***** Records provided *****

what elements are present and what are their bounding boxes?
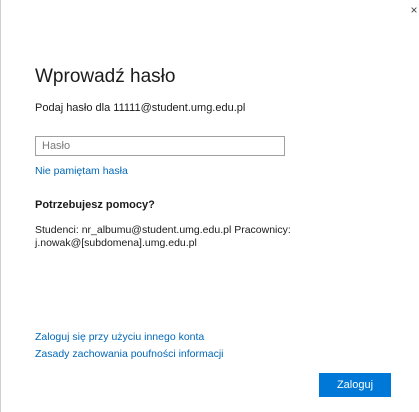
account-subtitle: Podaj hasło dla 11111@student.umg.edu.pl [35, 102, 246, 114]
password-field[interactable] [35, 136, 285, 156]
help-text: Studenci: nr_albumu@student.umg.edu.pl P… [35, 224, 291, 249]
other-account-link[interactable]: Zaloguj się przy użyciu innego konta [35, 331, 204, 343]
page-title: Wprowadź hasło [35, 66, 176, 87]
signin-dialog: × Wprowadź hasło Podaj hasło dla 11111@s… [0, 0, 419, 412]
signin-button[interactable]: Zaloguj [319, 373, 391, 397]
privacy-policy-link[interactable]: Zasady zachowania poufności informacji [35, 348, 224, 360]
close-icon[interactable]: × [409, 2, 419, 18]
forgot-password-link[interactable]: Nie pamiętam hasła [35, 165, 128, 177]
help-heading: Potrzebujesz pomocy? [35, 199, 155, 211]
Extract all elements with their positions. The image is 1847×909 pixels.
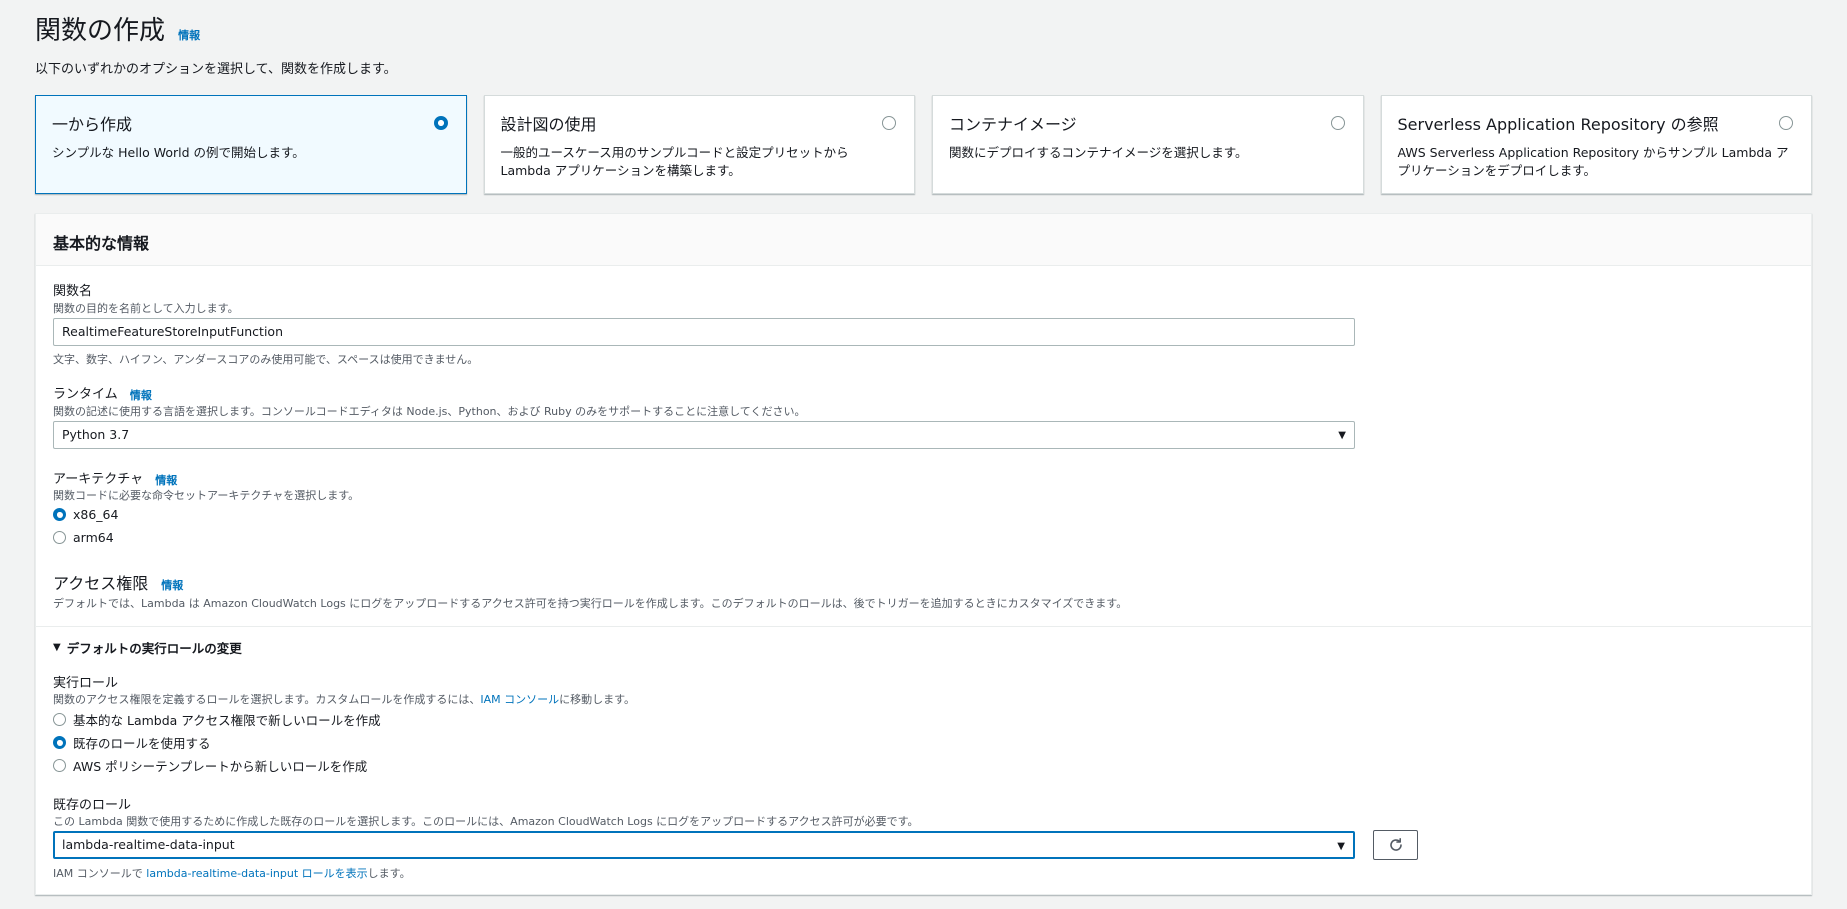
option-title: Serverless Application Repository の参照 [1397, 115, 1719, 134]
option-author-from-scratch[interactable]: 一から作成 シンプルな Hello World の例で開始します。 [35, 95, 467, 194]
option-description: 一般的ユースケース用のサンプルコードと設定プリセットから Lambda アプリケ… [500, 145, 849, 178]
page-subtitle: 以下のいずれかのオプションを選択して、関数を作成します。 [35, 62, 397, 77]
runtime-select[interactable]: Python 3.7 ▼ [53, 421, 1355, 449]
page-info-link[interactable]: 情報 [178, 29, 200, 42]
basic-info-panel: 基本的な情報 関数名 関数の目的を名前として入力します。 RealtimeFea… [35, 213, 1812, 895]
existing-role-select[interactable]: lambda-realtime-data-input ▼ [53, 831, 1355, 859]
expander-label: デフォルトの実行ロールの変更 [66, 641, 242, 656]
radio-button[interactable] [53, 508, 66, 521]
architecture-label-row: アーキテクチャ 情報 [53, 468, 177, 488]
permissions-description: デフォルトでは、Lambda は Amazon CloudWatch Logs … [53, 597, 1128, 610]
architecture-label: アーキテクチャ [53, 472, 144, 487]
permissions-title-row: アクセス権限 情報 [53, 570, 183, 594]
caret-down-icon: ▼ [1338, 430, 1346, 441]
description-text: に移動します。 [559, 693, 636, 706]
creation-options: 一から作成 シンプルな Hello World の例で開始します。 設計図の使用… [35, 95, 1812, 194]
execution-role-label: 実行ロール [53, 676, 119, 691]
function-name-constraint: 文字、数字、ハイフン、アンダースコアのみ使用可能で、スペースは使用できません。 [53, 353, 479, 366]
existing-role-value: lambda-realtime-data-input [62, 837, 235, 852]
architecture-option-label: x86_64 [73, 507, 119, 522]
permissions-info-link[interactable]: 情報 [161, 579, 183, 592]
view-role-link[interactable]: lambda-realtime-data-input ロールを表示 [146, 867, 367, 880]
page-header: 関数の作成 情報 [35, 14, 200, 48]
option-description: シンプルな Hello World の例で開始します。 [52, 145, 305, 160]
footer-text: IAM コンソールで [53, 867, 147, 880]
existing-role-description: この Lambda 関数で使用するために作成した既存のロールを選択します。このロ… [53, 815, 919, 828]
option-title: 設計図の使用 [500, 115, 597, 134]
role-option-label: AWS ポリシーテンプレートから新しいロールを作成 [73, 759, 368, 774]
function-name-description: 関数の目的を名前として入力します。 [53, 302, 239, 315]
option-radio[interactable] [1779, 116, 1793, 130]
runtime-label: ランタイム [53, 387, 118, 402]
panel-header: 基本的な情報 [36, 214, 1811, 266]
option-title: コンテナイメージ [949, 115, 1077, 134]
panel-title: 基本的な情報 [53, 234, 150, 253]
role-option-label: 既存のロールを使用する [73, 736, 211, 751]
caret-down-icon: ▼ [53, 642, 61, 653]
runtime-label-row: ランタイム 情報 [53, 383, 152, 403]
option-container-image[interactable]: コンテナイメージ 関数にデプロイするコンテナイメージを選択します。 [932, 95, 1364, 194]
description-text: 関数のアクセス権限を定義するロールを選択します。カスタムロールを作成するには、 [53, 693, 481, 706]
existing-role-footer: IAM コンソールで lambda-realtime-data-input ロー… [53, 865, 411, 881]
architecture-option-label: arm64 [73, 530, 114, 545]
runtime-description: 関数の記述に使用する言語を選択します。コンソールコードエディタは Node.js… [53, 405, 806, 418]
option-radio[interactable] [1330, 116, 1345, 130]
option-serverless-repo[interactable]: Serverless Application Repository の参照 AW… [1380, 95, 1812, 194]
refresh-button[interactable] [1373, 830, 1418, 860]
radio-button[interactable] [53, 531, 66, 544]
runtime-info-link[interactable]: 情報 [130, 389, 152, 402]
page-title: 関数の作成 [35, 16, 166, 46]
architecture-option-arm64[interactable]: arm64 [53, 530, 114, 545]
option-use-blueprint[interactable]: 設計図の使用 一般的ユースケース用のサンプルコードと設定プリセットから Lamb… [483, 95, 915, 194]
architecture-info-link[interactable]: 情報 [155, 474, 177, 487]
existing-role-label: 既存のロール [53, 798, 132, 813]
change-default-role-expander[interactable]: ▼ デフォルトの実行ロールの変更 [53, 638, 242, 657]
role-option-use-existing[interactable]: 既存のロールを使用する [53, 733, 211, 752]
radio-button[interactable] [53, 713, 66, 726]
architecture-description: 関数コードに必要な命令セットアーキテクチャを選択します。 [53, 489, 360, 502]
role-option-create-basic[interactable]: 基本的な Lambda アクセス権限で新しいロールを作成 [53, 710, 381, 729]
runtime-value: Python 3.7 [62, 427, 130, 442]
option-description: 関数にデプロイするコンテナイメージを選択します。 [949, 145, 1248, 160]
radio-button[interactable] [53, 736, 66, 749]
option-description: AWS Serverless Application Repository から… [1397, 145, 1789, 178]
option-radio[interactable] [433, 116, 448, 130]
option-radio[interactable] [882, 116, 896, 130]
role-option-policy-template[interactable]: AWS ポリシーテンプレートから新しいロールを作成 [53, 756, 367, 775]
function-name-input[interactable]: RealtimeFeatureStoreInputFunction [53, 318, 1355, 346]
option-title: 一から作成 [52, 115, 133, 134]
permissions-title: アクセス権限 [53, 574, 149, 593]
iam-console-link[interactable]: IAM コンソール [480, 693, 559, 706]
role-option-label: 基本的な Lambda アクセス権限で新しいロールを作成 [73, 713, 381, 728]
divider [36, 626, 1811, 627]
execution-role-description: 関数のアクセス権限を定義するロールを選択します。カスタムロールを作成するには、I… [53, 691, 635, 707]
function-name-label: 関数名 [53, 284, 93, 299]
architecture-option-x86[interactable]: x86_64 [53, 507, 118, 522]
caret-down-icon: ▼ [1337, 841, 1345, 852]
footer-text: します。 [367, 867, 411, 880]
radio-button[interactable] [53, 759, 66, 772]
refresh-icon [1389, 838, 1402, 851]
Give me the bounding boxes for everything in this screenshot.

*****

- Your task -
Rewrite the records from the line with "account-subtitle: Podaj hasło" to the line with "Extract all elements", changing "help-heading" to "help-title" and leaving everything else the same. Give back only those lines.

- Exercise solution -
account-subtitle: Podaj hasło dla 11111@student.umg.edu.pl [35, 102, 246, 114]
password-field[interactable] [35, 136, 285, 156]
help-text: Studenci: nr_albumu@student.umg.edu.pl P… [35, 224, 291, 249]
other-account-link[interactable]: Zaloguj się przy użyciu innego konta [35, 331, 204, 343]
page-title: Wprowadź hasło [35, 66, 176, 87]
signin-dialog: × Wprowadź hasło Podaj hasło dla 11111@s… [0, 0, 419, 412]
signin-button[interactable]: Zaloguj [319, 373, 391, 397]
privacy-policy-link[interactable]: Zasady zachowania poufności informacji [35, 348, 224, 360]
close-icon[interactable]: × [409, 2, 419, 18]
forgot-password-link[interactable]: Nie pamiętam hasła [35, 165, 128, 177]
help-title: Potrzebujesz pomocy? [35, 199, 155, 211]
Extract all elements with their positions. The image is 1847×909 pixels.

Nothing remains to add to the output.